**GIVEN INSTRUCTION**.
Copy out every record below, word for word.

**Extracts from a graphics dataset**.
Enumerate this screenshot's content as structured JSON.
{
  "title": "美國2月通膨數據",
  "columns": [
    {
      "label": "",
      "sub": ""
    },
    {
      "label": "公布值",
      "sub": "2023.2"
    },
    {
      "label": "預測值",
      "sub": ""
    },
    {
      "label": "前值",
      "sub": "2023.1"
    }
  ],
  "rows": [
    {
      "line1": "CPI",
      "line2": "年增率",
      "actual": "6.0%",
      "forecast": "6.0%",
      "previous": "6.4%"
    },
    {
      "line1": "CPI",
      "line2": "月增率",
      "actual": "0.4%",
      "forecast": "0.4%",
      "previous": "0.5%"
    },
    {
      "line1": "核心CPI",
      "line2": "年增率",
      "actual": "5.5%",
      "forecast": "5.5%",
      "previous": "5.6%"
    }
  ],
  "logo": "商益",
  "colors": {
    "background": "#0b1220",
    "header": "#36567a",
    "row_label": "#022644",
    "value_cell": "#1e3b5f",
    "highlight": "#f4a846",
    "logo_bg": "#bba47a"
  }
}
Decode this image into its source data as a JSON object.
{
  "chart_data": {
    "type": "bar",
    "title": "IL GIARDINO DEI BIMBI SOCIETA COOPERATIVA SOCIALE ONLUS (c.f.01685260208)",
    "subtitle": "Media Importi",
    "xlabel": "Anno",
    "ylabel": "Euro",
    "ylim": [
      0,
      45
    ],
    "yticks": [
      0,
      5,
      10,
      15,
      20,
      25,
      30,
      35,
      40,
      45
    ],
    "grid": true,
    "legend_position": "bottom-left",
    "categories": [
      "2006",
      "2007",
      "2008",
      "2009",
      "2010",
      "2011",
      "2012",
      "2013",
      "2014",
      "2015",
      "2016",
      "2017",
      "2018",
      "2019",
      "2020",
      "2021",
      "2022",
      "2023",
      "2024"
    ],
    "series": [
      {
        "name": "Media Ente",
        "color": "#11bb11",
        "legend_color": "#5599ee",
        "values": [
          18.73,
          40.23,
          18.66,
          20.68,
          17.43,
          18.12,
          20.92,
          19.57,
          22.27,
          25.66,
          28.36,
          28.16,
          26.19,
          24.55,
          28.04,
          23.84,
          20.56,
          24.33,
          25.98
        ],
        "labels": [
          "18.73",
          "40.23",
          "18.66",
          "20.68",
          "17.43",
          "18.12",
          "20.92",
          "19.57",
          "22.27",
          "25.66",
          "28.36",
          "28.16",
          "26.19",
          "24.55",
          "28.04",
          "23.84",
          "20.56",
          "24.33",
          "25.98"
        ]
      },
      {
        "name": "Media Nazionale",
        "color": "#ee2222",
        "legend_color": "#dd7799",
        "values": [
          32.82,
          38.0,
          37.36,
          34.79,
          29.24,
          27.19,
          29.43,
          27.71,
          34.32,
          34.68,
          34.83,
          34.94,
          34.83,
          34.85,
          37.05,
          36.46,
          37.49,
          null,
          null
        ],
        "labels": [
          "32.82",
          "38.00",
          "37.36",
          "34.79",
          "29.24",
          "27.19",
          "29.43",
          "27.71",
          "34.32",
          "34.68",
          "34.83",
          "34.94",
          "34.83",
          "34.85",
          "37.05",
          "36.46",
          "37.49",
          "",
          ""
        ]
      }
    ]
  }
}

**SOLUTION**.
Enumerate this screenshot's content as structured JSON.
{
  "title": "美國2月通膨數據",
  "columns": [
    {
      "label": "",
      "sub": ""
    },
    {
      "label": "公布值",
      "sub": "2023.2"
    },
    {
      "label": "預測值",
      "sub": ""
    },
    {
      "label": "前值",
      "sub": "2023.1"
    }
  ],
  "rows": [
    {
      "line1": "CPI",
      "line2": "年增率",
      "actual": "6.0%",
      "forecast": "6.0%",
      "previous": "6.4%"
    },
    {
      "line1": "CPI",
      "line2": "月增率",
      "actual": "0.4%",
      "forecast": "0.4%",
      "previous": "0.5%"
    },
    {
      "line1": "核心CPI",
      "line2": "年增率",
      "actual": "5.5%",
      "forecast": "5.5%",
      "previous": "5.6%"
    }
  ],
  "logo": "商益",
  "colors": {
    "background": "#0b1220",
    "header": "#36567a",
    "row_label": "#022644",
    "value_cell": "#1e3b5f",
    "highlight": "#f4a846",
    "logo_bg": "#bba47a"
  }
}
Decode this image into its source data as a JSON object.
{
  "chart_data": {
    "type": "bar",
    "title": "IL GIARDINO DEI BIMBI SOCIETA COOPERATIVA SOCIALE ONLUS (c.f.01685260208)",
    "subtitle": "Media Importi",
    "xlabel": "Anno",
    "ylabel": "Euro",
    "ylim": [
      0,
      45
    ],
    "yticks": [
      0,
      5,
      10,
      15,
      20,
      25,
      30,
      35,
      40,
      45
    ],
    "grid": true,
    "legend_position": "bottom-left",
    "categories": [
      "2006",
      "2007",
      "2008",
      "2009",
      "2010",
      "2011",
      "2012",
      "2013",
      "2014",
      "2015",
      "2016",
      "2017",
      "2018",
      "2019",
      "2020",
      "2021",
      "2022",
      "2023",
      "2024"
    ],
    "series": [
      {
        "name": "Media Ente",
        "color": "#11bb11",
        "legend_color": "#5599ee",
        "values": [
          18.73,
          40.23,
          18.66,
          20.68,
          17.43,
          18.12,
          20.92,
          19.57,
          22.27,
          25.66,
          28.36,
          28.16,
          26.19,
          24.55,
          28.04,
          23.84,
          20.56,
          24.33,
          25.98
        ],
        "labels": [
          "18.73",
          "40.23",
          "18.66",
          "20.68",
          "17.43",
          "18.12",
          "20.92",
          "19.57",
          "22.27",
          "25.66",
          "28.36",
          "28.16",
          "26.19",
          "24.55",
          "28.04",
          "23.84",
          "20.56",
          "24.33",
          "25.98"
        ]
      },
      {
        "name": "Media Nazionale",
        "color": "#ee2222",
        "legend_color": "#dd7799",
        "values": [
          32.82,
          38.0,
          37.36,
          34.79,
          29.24,
          27.19,
          29.43,
          27.71,
          34.32,
          34.68,
          34.83,
          34.94,
          34.83,
          34.85,
          37.05,
          36.46,
          37.49,
          null,
          null
        ],
        "labels": [
          "32.82",
          "38.00",
          "37.36",
          "34.79",
          "29.24",
          "27.19",
          "29.43",
          "27.71",
          "34.32",
          "34.68",
          "34.83",
          "34.94",
          "34.83",
          "34.85",
          "37.05",
          "36.46",
          "37.49",
          "",
          ""
        ]
      }
    ]
  }
}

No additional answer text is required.